Task objective –
Take the data below and repeat it exactly.

Data section –
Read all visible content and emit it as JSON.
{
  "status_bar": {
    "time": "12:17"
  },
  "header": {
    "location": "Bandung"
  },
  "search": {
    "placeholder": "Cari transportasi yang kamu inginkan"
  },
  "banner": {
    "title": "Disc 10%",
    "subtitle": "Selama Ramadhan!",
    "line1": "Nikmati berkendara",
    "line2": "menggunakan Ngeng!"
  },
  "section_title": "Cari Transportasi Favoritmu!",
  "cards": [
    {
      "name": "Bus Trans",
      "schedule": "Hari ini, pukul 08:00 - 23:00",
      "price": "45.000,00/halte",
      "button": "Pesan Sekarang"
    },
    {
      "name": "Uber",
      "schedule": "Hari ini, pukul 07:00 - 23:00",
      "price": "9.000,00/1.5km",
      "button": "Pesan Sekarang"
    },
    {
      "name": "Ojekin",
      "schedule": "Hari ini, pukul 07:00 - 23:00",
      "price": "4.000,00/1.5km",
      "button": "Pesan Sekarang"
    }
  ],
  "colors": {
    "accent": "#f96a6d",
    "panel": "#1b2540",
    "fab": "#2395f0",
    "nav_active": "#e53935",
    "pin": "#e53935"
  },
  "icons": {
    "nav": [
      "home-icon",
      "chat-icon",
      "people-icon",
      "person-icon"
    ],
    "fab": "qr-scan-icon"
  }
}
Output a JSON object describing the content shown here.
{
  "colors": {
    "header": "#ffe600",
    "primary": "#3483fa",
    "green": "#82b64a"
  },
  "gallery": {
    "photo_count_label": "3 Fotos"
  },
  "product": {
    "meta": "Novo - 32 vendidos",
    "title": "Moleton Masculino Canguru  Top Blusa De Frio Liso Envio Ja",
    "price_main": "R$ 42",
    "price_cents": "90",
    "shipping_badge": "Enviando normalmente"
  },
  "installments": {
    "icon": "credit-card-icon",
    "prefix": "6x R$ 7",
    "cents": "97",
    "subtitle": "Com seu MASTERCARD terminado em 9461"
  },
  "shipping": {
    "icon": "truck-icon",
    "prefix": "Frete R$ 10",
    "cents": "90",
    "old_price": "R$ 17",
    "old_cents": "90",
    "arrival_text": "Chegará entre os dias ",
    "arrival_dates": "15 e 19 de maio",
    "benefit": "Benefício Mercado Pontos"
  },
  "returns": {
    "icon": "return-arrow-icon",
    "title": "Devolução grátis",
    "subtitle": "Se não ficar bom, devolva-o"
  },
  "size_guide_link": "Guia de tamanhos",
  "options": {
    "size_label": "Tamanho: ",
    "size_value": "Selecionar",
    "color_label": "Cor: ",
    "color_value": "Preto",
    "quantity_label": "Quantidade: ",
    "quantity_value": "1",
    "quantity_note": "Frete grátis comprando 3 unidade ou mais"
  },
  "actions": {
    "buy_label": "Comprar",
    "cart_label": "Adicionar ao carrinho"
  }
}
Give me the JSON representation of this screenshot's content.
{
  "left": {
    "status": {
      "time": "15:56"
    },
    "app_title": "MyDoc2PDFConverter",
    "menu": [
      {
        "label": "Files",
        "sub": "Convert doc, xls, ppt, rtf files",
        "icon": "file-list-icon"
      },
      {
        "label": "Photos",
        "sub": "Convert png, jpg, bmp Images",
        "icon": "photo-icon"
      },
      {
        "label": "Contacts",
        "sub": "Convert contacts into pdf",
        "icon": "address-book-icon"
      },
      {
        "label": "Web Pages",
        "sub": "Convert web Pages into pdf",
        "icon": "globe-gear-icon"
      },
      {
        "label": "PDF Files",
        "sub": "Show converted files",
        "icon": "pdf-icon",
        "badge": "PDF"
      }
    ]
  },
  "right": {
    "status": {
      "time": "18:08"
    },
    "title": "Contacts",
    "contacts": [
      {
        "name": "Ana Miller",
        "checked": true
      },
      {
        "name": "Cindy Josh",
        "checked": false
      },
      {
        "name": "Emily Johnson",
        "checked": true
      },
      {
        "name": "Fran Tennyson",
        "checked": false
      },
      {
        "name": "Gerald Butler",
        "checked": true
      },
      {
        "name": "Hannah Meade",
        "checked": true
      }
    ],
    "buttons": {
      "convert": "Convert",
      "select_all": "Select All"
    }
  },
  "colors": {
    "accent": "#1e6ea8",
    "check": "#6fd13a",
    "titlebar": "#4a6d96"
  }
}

Solution to the problem –
Read all visible content and emit it as JSON.
{
  "status_bar": {
    "time": "12:17"
  },
  "header": {
    "location": "Bandung"
  },
  "search": {
    "placeholder": "Cari transportasi yang kamu inginkan"
  },
  "banner": {
    "title": "Disc 10%",
    "subtitle": "Selama Ramadhan!",
    "line1": "Nikmati berkendara",
    "line2": "menggunakan Ngeng!"
  },
  "section_title": "Cari Transportasi Favoritmu!",
  "cards": [
    {
      "name": "Bus Trans",
      "schedule": "Hari ini, pukul 08:00 - 23:00",
      "price": "45.000,00/halte",
      "button": "Pesan Sekarang"
    },
    {
      "name": "Uber",
      "schedule": "Hari ini, pukul 07:00 - 23:00",
      "price": "9.000,00/1.5km",
      "button": "Pesan Sekarang"
    },
    {
      "name": "Ojekin",
      "schedule": "Hari ini, pukul 07:00 - 23:00",
      "price": "4.000,00/1.5km",
      "button": "Pesan Sekarang"
    }
  ],
  "colors": {
    "accent": "#f96a6d",
    "panel": "#1b2540",
    "fab": "#2395f0",
    "nav_active": "#e53935",
    "pin": "#e53935"
  },
  "icons": {
    "nav": [
      "home-icon",
      "chat-icon",
      "people-icon",
      "person-icon"
    ],
    "fab": "qr-scan-icon"
  }
}
Output a JSON object describing the content shown here.
{
  "colors": {
    "header": "#ffe600",
    "primary": "#3483fa",
    "green": "#82b64a"
  },
  "gallery": {
    "photo_count_label": "3 Fotos"
  },
  "product": {
    "meta": "Novo - 32 vendidos",
    "title": "Moleton Masculino Canguru  Top Blusa De Frio Liso Envio Ja",
    "price_main": "R$ 42",
    "price_cents": "90",
    "shipping_badge": "Enviando normalmente"
  },
  "installments": {
    "icon": "credit-card-icon",
    "prefix": "6x R$ 7",
    "cents": "97",
    "subtitle": "Com seu MASTERCARD terminado em 9461"
  },
  "shipping": {
    "icon": "truck-icon",
    "prefix": "Frete R$ 10",
    "cents": "90",
    "old_price": "R$ 17",
    "old_cents": "90",
    "arrival_text": "Chegará entre os dias ",
    "arrival_dates": "15 e 19 de maio",
    "benefit": "Benefício Mercado Pontos"
  },
  "returns": {
    "icon": "return-arrow-icon",
    "title": "Devolução grátis",
    "subtitle": "Se não ficar bom, devolva-o"
  },
  "size_guide_link": "Guia de tamanhos",
  "options": {
    "size_label": "Tamanho: ",
    "size_value": "Selecionar",
    "color_label": "Cor: ",
    "color_value": "Preto",
    "quantity_label": "Quantidade: ",
    "quantity_value": "1",
    "quantity_note": "Frete grátis comprando 3 unidade ou mais"
  },
  "actions": {
    "buy_label": "Comprar",
    "cart_label": "Adicionar ao carrinho"
  }
}
Give me the JSON representation of this screenshot's content.
{
  "left": {
    "status": {
      "time": "15:56"
    },
    "app_title": "MyDoc2PDFConverter",
    "menu": [
      {
        "label": "Files",
        "sub": "Convert doc, xls, ppt, rtf files",
        "icon": "file-list-icon"
      },
      {
        "label": "Photos",
        "sub": "Convert png, jpg, bmp Images",
        "icon": "photo-icon"
      },
      {
        "label": "Contacts",
        "sub": "Convert contacts into pdf",
        "icon": "address-book-icon"
      },
      {
        "label": "Web Pages",
        "sub": "Convert web Pages into pdf",
        "icon": "globe-gear-icon"
      },
      {
        "label": "PDF Files",
        "sub": "Show converted files",
        "icon": "pdf-icon",
        "badge": "PDF"
      }
    ]
  },
  "right": {
    "status": {
      "time": "18:08"
    },
    "title": "Contacts",
    "contacts": [
      {
        "name": "Ana Miller",
        "checked": true
      },
      {
        "name": "Cindy Josh",
        "checked": false
      },
      {
        "name": "Emily Johnson",
        "checked": true
      },
      {
        "name": "Fran Tennyson",
        "checked": false
      },
      {
        "name": "Gerald Butler",
        "checked": true
      },
      {
        "name": "Hannah Meade",
        "checked": true
      }
    ],
    "buttons": {
      "convert": "Convert",
      "select_all": "Select All"
    }
  },
  "colors": {
    "accent": "#1e6ea8",
    "check": "#6fd13a",
    "titlebar": "#4a6d96"
  }
}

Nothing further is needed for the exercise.